Extracted records:
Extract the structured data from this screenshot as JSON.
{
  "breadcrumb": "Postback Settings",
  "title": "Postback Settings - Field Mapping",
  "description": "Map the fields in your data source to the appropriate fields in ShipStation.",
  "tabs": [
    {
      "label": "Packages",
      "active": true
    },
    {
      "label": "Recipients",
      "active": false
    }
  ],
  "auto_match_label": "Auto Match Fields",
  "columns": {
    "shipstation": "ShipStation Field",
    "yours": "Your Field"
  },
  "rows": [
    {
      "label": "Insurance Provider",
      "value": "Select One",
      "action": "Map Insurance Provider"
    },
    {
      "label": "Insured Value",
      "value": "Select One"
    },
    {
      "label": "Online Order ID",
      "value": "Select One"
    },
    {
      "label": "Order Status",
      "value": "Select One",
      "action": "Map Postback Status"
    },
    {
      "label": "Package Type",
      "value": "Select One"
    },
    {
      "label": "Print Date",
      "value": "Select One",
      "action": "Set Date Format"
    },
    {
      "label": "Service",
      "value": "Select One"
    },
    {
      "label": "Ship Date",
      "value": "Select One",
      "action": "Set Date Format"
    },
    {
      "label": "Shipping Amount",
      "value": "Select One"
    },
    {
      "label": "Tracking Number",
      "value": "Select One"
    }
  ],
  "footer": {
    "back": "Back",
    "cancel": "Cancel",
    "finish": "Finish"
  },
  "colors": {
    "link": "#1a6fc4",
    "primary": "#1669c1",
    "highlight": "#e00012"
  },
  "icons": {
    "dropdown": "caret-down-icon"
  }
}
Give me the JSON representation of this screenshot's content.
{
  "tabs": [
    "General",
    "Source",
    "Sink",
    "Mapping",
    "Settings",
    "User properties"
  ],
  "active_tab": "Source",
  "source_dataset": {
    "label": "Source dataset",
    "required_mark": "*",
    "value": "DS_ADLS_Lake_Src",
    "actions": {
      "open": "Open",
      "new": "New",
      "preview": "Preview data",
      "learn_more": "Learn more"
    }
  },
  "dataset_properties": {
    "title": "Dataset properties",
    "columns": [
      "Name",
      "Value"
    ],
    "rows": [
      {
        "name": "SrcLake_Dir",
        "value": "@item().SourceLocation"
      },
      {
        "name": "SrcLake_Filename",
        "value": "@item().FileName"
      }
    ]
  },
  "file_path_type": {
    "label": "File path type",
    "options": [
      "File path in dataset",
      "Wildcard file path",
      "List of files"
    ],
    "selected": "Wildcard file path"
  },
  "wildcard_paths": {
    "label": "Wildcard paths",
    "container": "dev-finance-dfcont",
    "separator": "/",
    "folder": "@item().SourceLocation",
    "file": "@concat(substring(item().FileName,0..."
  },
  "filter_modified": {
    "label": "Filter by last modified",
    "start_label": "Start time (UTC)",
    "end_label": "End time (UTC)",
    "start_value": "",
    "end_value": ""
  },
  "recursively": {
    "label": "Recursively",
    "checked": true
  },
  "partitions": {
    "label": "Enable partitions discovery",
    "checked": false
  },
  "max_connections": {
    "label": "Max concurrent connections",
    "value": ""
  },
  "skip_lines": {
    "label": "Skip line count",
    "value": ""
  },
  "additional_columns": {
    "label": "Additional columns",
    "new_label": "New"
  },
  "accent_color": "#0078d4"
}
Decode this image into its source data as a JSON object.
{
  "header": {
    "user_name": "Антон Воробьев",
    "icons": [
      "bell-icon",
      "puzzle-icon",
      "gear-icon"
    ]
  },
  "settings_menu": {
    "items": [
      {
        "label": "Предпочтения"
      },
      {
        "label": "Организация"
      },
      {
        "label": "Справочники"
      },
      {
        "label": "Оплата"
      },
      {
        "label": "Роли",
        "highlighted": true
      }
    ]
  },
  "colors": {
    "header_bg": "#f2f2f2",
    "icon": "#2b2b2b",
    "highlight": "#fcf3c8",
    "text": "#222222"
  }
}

Work to complete: Reproduce each line verbatim.

Reply to the task:
Extract the structured data from this screenshot as JSON.
{
  "breadcrumb": "Postback Settings",
  "title": "Postback Settings - Field Mapping",
  "description": "Map the fields in your data source to the appropriate fields in ShipStation.",
  "tabs": [
    {
      "label": "Packages",
      "active": true
    },
    {
      "label": "Recipients",
      "active": false
    }
  ],
  "auto_match_label": "Auto Match Fields",
  "columns": {
    "shipstation": "ShipStation Field",
    "yours": "Your Field"
  },
  "rows": [
    {
      "label": "Insurance Provider",
      "value": "Select One",
      "action": "Map Insurance Provider"
    },
    {
      "label": "Insured Value",
      "value": "Select One"
    },
    {
      "label": "Online Order ID",
      "value": "Select One"
    },
    {
      "label": "Order Status",
      "value": "Select One",
      "action": "Map Postback Status"
    },
    {
      "label": "Package Type",
      "value": "Select One"
    },
    {
      "label": "Print Date",
      "value": "Select One",
      "action": "Set Date Format"
    },
    {
      "label": "Service",
      "value": "Select One"
    },
    {
      "label": "Ship Date",
      "value": "Select One",
      "action": "Set Date Format"
    },
    {
      "label": "Shipping Amount",
      "value": "Select One"
    },
    {
      "label": "Tracking Number",
      "value": "Select One"
    }
  ],
  "footer": {
    "back": "Back",
    "cancel": "Cancel",
    "finish": "Finish"
  },
  "colors": {
    "link": "#1a6fc4",
    "primary": "#1669c1",
    "highlight": "#e00012"
  },
  "icons": {
    "dropdown": "caret-down-icon"
  }
}
Give me the JSON representation of this screenshot's content.
{
  "tabs": [
    "General",
    "Source",
    "Sink",
    "Mapping",
    "Settings",
    "User properties"
  ],
  "active_tab": "Source",
  "source_dataset": {
    "label": "Source dataset",
    "required_mark": "*",
    "value": "DS_ADLS_Lake_Src",
    "actions": {
      "open": "Open",
      "new": "New",
      "preview": "Preview data",
      "learn_more": "Learn more"
    }
  },
  "dataset_properties": {
    "title": "Dataset properties",
    "columns": [
      "Name",
      "Value"
    ],
    "rows": [
      {
        "name": "SrcLake_Dir",
        "value": "@item().SourceLocation"
      },
      {
        "name": "SrcLake_Filename",
        "value": "@item().FileName"
      }
    ]
  },
  "file_path_type": {
    "label": "File path type",
    "options": [
      "File path in dataset",
      "Wildcard file path",
      "List of files"
    ],
    "selected": "Wildcard file path"
  },
  "wildcard_paths": {
    "label": "Wildcard paths",
    "container": "dev-finance-dfcont",
    "separator": "/",
    "folder": "@item().SourceLocation",
    "file": "@concat(substring(item().FileName,0..."
  },
  "filter_modified": {
    "label": "Filter by last modified",
    "start_label": "Start time (UTC)",
    "end_label": "End time (UTC)",
    "start_value": "",
    "end_value": ""
  },
  "recursively": {
    "label": "Recursively",
    "checked": true
  },
  "partitions": {
    "label": "Enable partitions discovery",
    "checked": false
  },
  "max_connections": {
    "label": "Max concurrent connections",
    "value": ""
  },
  "skip_lines": {
    "label": "Skip line count",
    "value": ""
  },
  "additional_columns": {
    "label": "Additional columns",
    "new_label": "New"
  },
  "accent_color": "#0078d4"
}
Decode this image into its source data as a JSON object.
{
  "header": {
    "user_name": "Антон Воробьев",
    "icons": [
      "bell-icon",
      "puzzle-icon",
      "gear-icon"
    ]
  },
  "settings_menu": {
    "items": [
      {
        "label": "Предпочтения"
      },
      {
        "label": "Организация"
      },
      {
        "label": "Справочники"
      },
      {
        "label": "Оплата"
      },
      {
        "label": "Роли",
        "highlighted": true
      }
    ]
  },
  "colors": {
    "header_bg": "#f2f2f2",
    "icon": "#2b2b2b",
    "highlight": "#fcf3c8",
    "text": "#222222"
  }
}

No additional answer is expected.